-- Record extracts start --

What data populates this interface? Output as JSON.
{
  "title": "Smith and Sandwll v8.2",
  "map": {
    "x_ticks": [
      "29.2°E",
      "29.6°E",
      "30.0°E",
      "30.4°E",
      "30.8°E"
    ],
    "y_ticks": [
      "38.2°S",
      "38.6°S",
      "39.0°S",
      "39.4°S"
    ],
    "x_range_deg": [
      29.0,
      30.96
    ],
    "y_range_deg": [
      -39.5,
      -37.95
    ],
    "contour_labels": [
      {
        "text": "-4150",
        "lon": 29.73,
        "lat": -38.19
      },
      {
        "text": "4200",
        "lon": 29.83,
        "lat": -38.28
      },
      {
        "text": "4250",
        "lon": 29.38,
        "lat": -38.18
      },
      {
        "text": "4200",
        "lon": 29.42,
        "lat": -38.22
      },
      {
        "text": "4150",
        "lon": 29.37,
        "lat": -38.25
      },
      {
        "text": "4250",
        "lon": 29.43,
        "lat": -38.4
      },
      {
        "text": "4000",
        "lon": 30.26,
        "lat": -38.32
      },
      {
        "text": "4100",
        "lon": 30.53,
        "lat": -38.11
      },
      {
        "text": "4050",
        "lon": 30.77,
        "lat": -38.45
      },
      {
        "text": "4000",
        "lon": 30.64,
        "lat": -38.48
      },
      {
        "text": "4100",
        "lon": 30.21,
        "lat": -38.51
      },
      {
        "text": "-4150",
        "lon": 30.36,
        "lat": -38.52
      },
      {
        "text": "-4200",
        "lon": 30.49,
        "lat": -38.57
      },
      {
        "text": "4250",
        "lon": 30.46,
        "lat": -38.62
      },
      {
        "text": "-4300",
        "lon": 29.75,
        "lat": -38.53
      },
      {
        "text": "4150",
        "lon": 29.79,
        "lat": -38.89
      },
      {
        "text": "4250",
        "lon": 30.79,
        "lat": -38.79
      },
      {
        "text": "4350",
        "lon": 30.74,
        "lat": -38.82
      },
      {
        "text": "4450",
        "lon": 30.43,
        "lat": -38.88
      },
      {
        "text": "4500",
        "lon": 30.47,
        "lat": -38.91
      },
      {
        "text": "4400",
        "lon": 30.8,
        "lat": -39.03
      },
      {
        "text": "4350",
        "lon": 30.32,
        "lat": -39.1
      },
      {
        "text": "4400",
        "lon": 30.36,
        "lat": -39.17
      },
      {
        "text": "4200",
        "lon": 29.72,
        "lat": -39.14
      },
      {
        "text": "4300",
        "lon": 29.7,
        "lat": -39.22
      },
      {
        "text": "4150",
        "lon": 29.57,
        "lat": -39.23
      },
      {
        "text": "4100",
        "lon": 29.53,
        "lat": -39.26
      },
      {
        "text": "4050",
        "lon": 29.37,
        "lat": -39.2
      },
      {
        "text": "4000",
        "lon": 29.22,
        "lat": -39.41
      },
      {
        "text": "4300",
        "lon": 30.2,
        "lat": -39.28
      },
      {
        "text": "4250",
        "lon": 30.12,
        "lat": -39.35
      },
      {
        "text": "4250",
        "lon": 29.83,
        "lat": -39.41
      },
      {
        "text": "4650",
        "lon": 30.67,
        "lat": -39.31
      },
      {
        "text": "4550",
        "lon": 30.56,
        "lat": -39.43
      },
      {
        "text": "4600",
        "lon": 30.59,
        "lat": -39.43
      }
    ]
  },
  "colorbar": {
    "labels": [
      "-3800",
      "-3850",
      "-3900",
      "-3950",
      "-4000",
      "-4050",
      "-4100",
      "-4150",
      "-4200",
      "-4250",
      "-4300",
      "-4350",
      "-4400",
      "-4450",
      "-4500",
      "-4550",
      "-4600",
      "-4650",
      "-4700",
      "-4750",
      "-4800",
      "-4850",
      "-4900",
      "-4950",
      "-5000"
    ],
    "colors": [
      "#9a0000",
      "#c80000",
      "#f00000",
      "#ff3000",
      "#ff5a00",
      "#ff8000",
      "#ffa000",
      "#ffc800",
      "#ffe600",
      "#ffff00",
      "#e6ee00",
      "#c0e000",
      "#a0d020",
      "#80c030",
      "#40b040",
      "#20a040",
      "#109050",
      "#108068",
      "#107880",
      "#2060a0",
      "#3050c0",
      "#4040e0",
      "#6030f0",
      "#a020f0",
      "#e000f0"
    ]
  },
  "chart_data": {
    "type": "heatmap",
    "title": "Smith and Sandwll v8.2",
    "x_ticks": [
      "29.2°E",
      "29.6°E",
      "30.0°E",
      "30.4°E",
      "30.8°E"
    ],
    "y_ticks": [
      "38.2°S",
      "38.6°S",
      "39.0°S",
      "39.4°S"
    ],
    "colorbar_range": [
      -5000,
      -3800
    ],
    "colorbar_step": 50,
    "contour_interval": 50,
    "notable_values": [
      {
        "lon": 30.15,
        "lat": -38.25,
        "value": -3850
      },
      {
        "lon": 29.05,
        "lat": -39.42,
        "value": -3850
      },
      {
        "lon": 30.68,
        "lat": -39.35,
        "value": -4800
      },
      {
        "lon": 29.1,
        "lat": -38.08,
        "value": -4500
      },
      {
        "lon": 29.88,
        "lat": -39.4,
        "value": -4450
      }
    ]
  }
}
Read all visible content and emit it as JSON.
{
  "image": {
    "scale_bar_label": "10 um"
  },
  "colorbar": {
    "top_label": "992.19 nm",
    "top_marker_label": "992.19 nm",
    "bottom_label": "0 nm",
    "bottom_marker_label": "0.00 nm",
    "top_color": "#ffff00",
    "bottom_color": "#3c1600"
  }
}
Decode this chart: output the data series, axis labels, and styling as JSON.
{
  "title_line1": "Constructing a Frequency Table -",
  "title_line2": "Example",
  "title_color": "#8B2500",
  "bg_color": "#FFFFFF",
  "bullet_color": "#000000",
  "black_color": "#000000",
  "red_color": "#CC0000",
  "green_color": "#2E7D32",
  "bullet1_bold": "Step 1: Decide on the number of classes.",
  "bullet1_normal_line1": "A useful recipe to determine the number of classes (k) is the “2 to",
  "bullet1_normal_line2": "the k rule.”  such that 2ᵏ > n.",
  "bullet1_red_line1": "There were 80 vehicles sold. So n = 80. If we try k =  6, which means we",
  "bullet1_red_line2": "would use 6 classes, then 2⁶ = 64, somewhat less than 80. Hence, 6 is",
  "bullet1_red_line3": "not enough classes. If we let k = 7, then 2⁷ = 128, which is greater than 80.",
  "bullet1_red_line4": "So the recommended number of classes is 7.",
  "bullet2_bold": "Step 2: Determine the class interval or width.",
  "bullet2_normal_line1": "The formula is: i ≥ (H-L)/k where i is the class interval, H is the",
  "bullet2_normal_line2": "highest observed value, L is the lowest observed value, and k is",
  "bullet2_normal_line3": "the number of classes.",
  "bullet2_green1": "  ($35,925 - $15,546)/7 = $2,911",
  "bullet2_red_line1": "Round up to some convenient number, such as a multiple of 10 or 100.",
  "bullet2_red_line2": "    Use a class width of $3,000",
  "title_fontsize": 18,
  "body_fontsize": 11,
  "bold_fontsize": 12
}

-- Record extracts end --

• _Required task_: Write the data from above out again, exactly.

• _Completed task_:
What data populates this interface? Output as JSON.
{
  "title": "Smith and Sandwll v8.2",
  "map": {
    "x_ticks": [
      "29.2°E",
      "29.6°E",
      "30.0°E",
      "30.4°E",
      "30.8°E"
    ],
    "y_ticks": [
      "38.2°S",
      "38.6°S",
      "39.0°S",
      "39.4°S"
    ],
    "x_range_deg": [
      29.0,
      30.96
    ],
    "y_range_deg": [
      -39.5,
      -37.95
    ],
    "contour_labels": [
      {
        "text": "-4150",
        "lon": 29.73,
        "lat": -38.19
      },
      {
        "text": "4200",
        "lon": 29.83,
        "lat": -38.28
      },
      {
        "text": "4250",
        "lon": 29.38,
        "lat": -38.18
      },
      {
        "text": "4200",
        "lon": 29.42,
        "lat": -38.22
      },
      {
        "text": "4150",
        "lon": 29.37,
        "lat": -38.25
      },
      {
        "text": "4250",
        "lon": 29.43,
        "lat": -38.4
      },
      {
        "text": "4000",
        "lon": 30.26,
        "lat": -38.32
      },
      {
        "text": "4100",
        "lon": 30.53,
        "lat": -38.11
      },
      {
        "text": "4050",
        "lon": 30.77,
        "lat": -38.45
      },
      {
        "text": "4000",
        "lon": 30.64,
        "lat": -38.48
      },
      {
        "text": "4100",
        "lon": 30.21,
        "lat": -38.51
      },
      {
        "text": "-4150",
        "lon": 30.36,
        "lat": -38.52
      },
      {
        "text": "-4200",
        "lon": 30.49,
        "lat": -38.57
      },
      {
        "text": "4250",
        "lon": 30.46,
        "lat": -38.62
      },
      {
        "text": "-4300",
        "lon": 29.75,
        "lat": -38.53
      },
      {
        "text": "4150",
        "lon": 29.79,
        "lat": -38.89
      },
      {
        "text": "4250",
        "lon": 30.79,
        "lat": -38.79
      },
      {
        "text": "4350",
        "lon": 30.74,
        "lat": -38.82
      },
      {
        "text": "4450",
        "lon": 30.43,
        "lat": -38.88
      },
      {
        "text": "4500",
        "lon": 30.47,
        "lat": -38.91
      },
      {
        "text": "4400",
        "lon": 30.8,
        "lat": -39.03
      },
      {
        "text": "4350",
        "lon": 30.32,
        "lat": -39.1
      },
      {
        "text": "4400",
        "lon": 30.36,
        "lat": -39.17
      },
      {
        "text": "4200",
        "lon": 29.72,
        "lat": -39.14
      },
      {
        "text": "4300",
        "lon": 29.7,
        "lat": -39.22
      },
      {
        "text": "4150",
        "lon": 29.57,
        "lat": -39.23
      },
      {
        "text": "4100",
        "lon": 29.53,
        "lat": -39.26
      },
      {
        "text": "4050",
        "lon": 29.37,
        "lat": -39.2
      },
      {
        "text": "4000",
        "lon": 29.22,
        "lat": -39.41
      },
      {
        "text": "4300",
        "lon": 30.2,
        "lat": -39.28
      },
      {
        "text": "4250",
        "lon": 30.12,
        "lat": -39.35
      },
      {
        "text": "4250",
        "lon": 29.83,
        "lat": -39.41
      },
      {
        "text": "4650",
        "lon": 30.67,
        "lat": -39.31
      },
      {
        "text": "4550",
        "lon": 30.56,
        "lat": -39.43
      },
      {
        "text": "4600",
        "lon": 30.59,
        "lat": -39.43
      }
    ]
  },
  "colorbar": {
    "labels": [
      "-3800",
      "-3850",
      "-3900",
      "-3950",
      "-4000",
      "-4050",
      "-4100",
      "-4150",
      "-4200",
      "-4250",
      "-4300",
      "-4350",
      "-4400",
      "-4450",
      "-4500",
      "-4550",
      "-4600",
      "-4650",
      "-4700",
      "-4750",
      "-4800",
      "-4850",
      "-4900",
      "-4950",
      "-5000"
    ],
    "colors": [
      "#9a0000",
      "#c80000",
      "#f00000",
      "#ff3000",
      "#ff5a00",
      "#ff8000",
      "#ffa000",
      "#ffc800",
      "#ffe600",
      "#ffff00",
      "#e6ee00",
      "#c0e000",
      "#a0d020",
      "#80c030",
      "#40b040",
      "#20a040",
      "#109050",
      "#108068",
      "#107880",
      "#2060a0",
      "#3050c0",
      "#4040e0",
      "#6030f0",
      "#a020f0",
      "#e000f0"
    ]
  },
  "chart_data": {
    "type": "heatmap",
    "title": "Smith and Sandwll v8.2",
    "x_ticks": [
      "29.2°E",
      "29.6°E",
      "30.0°E",
      "30.4°E",
      "30.8°E"
    ],
    "y_ticks": [
      "38.2°S",
      "38.6°S",
      "39.0°S",
      "39.4°S"
    ],
    "colorbar_range": [
      -5000,
      -3800
    ],
    "colorbar_step": 50,
    "contour_interval": 50,
    "notable_values": [
      {
        "lon": 30.15,
        "lat": -38.25,
        "value": -3850
      },
      {
        "lon": 29.05,
        "lat": -39.42,
        "value": -3850
      },
      {
        "lon": 30.68,
        "lat": -39.35,
        "value": -4800
      },
      {
        "lon": 29.1,
        "lat": -38.08,
        "value": -4500
      },
      {
        "lon": 29.88,
        "lat": -39.4,
        "value": -4450
      }
    ]
  }
}
Read all visible content and emit it as JSON.
{
  "image": {
    "scale_bar_label": "10 um"
  },
  "colorbar": {
    "top_label": "992.19 nm",
    "top_marker_label": "992.19 nm",
    "bottom_label": "0 nm",
    "bottom_marker_label": "0.00 nm",
    "top_color": "#ffff00",
    "bottom_color": "#3c1600"
  }
}
Decode this chart: output the data series, axis labels, and styling as JSON.
{
  "title_line1": "Constructing a Frequency Table -",
  "title_line2": "Example",
  "title_color": "#8B2500",
  "bg_color": "#FFFFFF",
  "bullet_color": "#000000",
  "black_color": "#000000",
  "red_color": "#CC0000",
  "green_color": "#2E7D32",
  "bullet1_bold": "Step 1: Decide on the number of classes.",
  "bullet1_normal_line1": "A useful recipe to determine the number of classes (k) is the “2 to",
  "bullet1_normal_line2": "the k rule.”  such that 2ᵏ > n.",
  "bullet1_red_line1": "There were 80 vehicles sold. So n = 80. If we try k =  6, which means we",
  "bullet1_red_line2": "would use 6 classes, then 2⁶ = 64, somewhat less than 80. Hence, 6 is",
  "bullet1_red_line3": "not enough classes. If we let k = 7, then 2⁷ = 128, which is greater than 80.",
  "bullet1_red_line4": "So the recommended number of classes is 7.",
  "bullet2_bold": "Step 2: Determine the class interval or width.",
  "bullet2_normal_line1": "The formula is: i ≥ (H-L)/k where i is the class interval, H is the",
  "bullet2_normal_line2": "highest observed value, L is the lowest observed value, and k is",
  "bullet2_normal_line3": "the number of classes.",
  "bullet2_green1": "  ($35,925 - $15,546)/7 = $2,911",
  "bullet2_red_line1": "Round up to some convenient number, such as a multiple of 10 or 100.",
  "bullet2_red_line2": "    Use a class width of $3,000",
  "title_fontsize": 18,
  "body_fontsize": 11,
  "bold_fontsize": 12
}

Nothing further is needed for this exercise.